AIM OF THE TASK: Will you give every entry again exactly as it stands?
· · · · ·
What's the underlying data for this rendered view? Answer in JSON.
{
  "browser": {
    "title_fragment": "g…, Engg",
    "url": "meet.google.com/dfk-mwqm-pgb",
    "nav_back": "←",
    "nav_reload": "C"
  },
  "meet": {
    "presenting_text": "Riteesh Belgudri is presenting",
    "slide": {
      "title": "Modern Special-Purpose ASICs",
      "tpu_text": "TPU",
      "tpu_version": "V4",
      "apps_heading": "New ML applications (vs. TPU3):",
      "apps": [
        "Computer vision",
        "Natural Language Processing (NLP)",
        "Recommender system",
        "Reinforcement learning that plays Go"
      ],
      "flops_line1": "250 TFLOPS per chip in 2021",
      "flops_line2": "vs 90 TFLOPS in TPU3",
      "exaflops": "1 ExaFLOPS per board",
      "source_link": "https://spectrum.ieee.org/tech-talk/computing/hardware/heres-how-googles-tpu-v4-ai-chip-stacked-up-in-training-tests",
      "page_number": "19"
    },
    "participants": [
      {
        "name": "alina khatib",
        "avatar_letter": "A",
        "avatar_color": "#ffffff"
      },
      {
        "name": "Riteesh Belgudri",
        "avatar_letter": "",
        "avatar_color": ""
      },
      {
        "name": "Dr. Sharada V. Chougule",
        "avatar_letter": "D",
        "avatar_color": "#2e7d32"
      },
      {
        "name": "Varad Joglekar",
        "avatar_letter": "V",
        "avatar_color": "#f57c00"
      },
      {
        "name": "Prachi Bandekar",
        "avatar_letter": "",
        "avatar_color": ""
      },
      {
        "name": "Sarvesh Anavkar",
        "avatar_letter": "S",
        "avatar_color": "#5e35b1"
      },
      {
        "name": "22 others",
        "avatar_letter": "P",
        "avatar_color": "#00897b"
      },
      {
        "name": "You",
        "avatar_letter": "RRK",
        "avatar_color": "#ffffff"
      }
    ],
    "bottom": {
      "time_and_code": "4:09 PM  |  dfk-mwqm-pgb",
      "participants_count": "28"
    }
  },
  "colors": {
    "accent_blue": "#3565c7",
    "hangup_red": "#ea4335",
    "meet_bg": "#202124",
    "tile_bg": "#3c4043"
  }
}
· · · · ·
SOLUTION:
What's the underlying data for this rendered view? Answer in JSON.
{
  "browser": {
    "title_fragment": "g…, Engg",
    "url": "meet.google.com/dfk-mwqm-pgb",
    "nav_back": "←",
    "nav_reload": "C"
  },
  "meet": {
    "presenting_text": "Riteesh Belgudri is presenting",
    "slide": {
      "title": "Modern Special-Purpose ASICs",
      "tpu_text": "TPU",
      "tpu_version": "V4",
      "apps_heading": "New ML applications (vs. TPU3):",
      "apps": [
        "Computer vision",
        "Natural Language Processing (NLP)",
        "Recommender system",
        "Reinforcement learning that plays Go"
      ],
      "flops_line1": "250 TFLOPS per chip in 2021",
      "flops_line2": "vs 90 TFLOPS in TPU3",
      "exaflops": "1 ExaFLOPS per board",
      "source_link": "https://spectrum.ieee.org/tech-talk/computing/hardware/heres-how-googles-tpu-v4-ai-chip-stacked-up-in-training-tests",
      "page_number": "19"
    },
    "participants": [
      {
        "name": "alina khatib",
        "avatar_letter": "A",
        "avatar_color": "#ffffff"
      },
      {
        "name": "Riteesh Belgudri",
        "avatar_letter": "",
        "avatar_color": ""
      },
      {
        "name": "Dr. Sharada V. Chougule",
        "avatar_letter": "D",
        "avatar_color": "#2e7d32"
      },
      {
        "name": "Varad Joglekar",
        "avatar_letter": "V",
        "avatar_color": "#f57c00"
      },
      {
        "name": "Prachi Bandekar",
        "avatar_letter": "",
        "avatar_color": ""
      },
      {
        "name": "Sarvesh Anavkar",
        "avatar_letter": "S",
        "avatar_color": "#5e35b1"
      },
      {
        "name": "22 others",
        "avatar_letter": "P",
        "avatar_color": "#00897b"
      },
      {
        "name": "You",
        "avatar_letter": "RRK",
        "avatar_color": "#ffffff"
      }
    ],
    "bottom": {
      "time_and_code": "4:09 PM  |  dfk-mwqm-pgb",
      "participants_count": "28"
    }
  },
  "colors": {
    "accent_blue": "#3565c7",
    "hangup_red": "#ea4335",
    "meet_bg": "#202124",
    "tile_bg": "#3c4043"
  }
}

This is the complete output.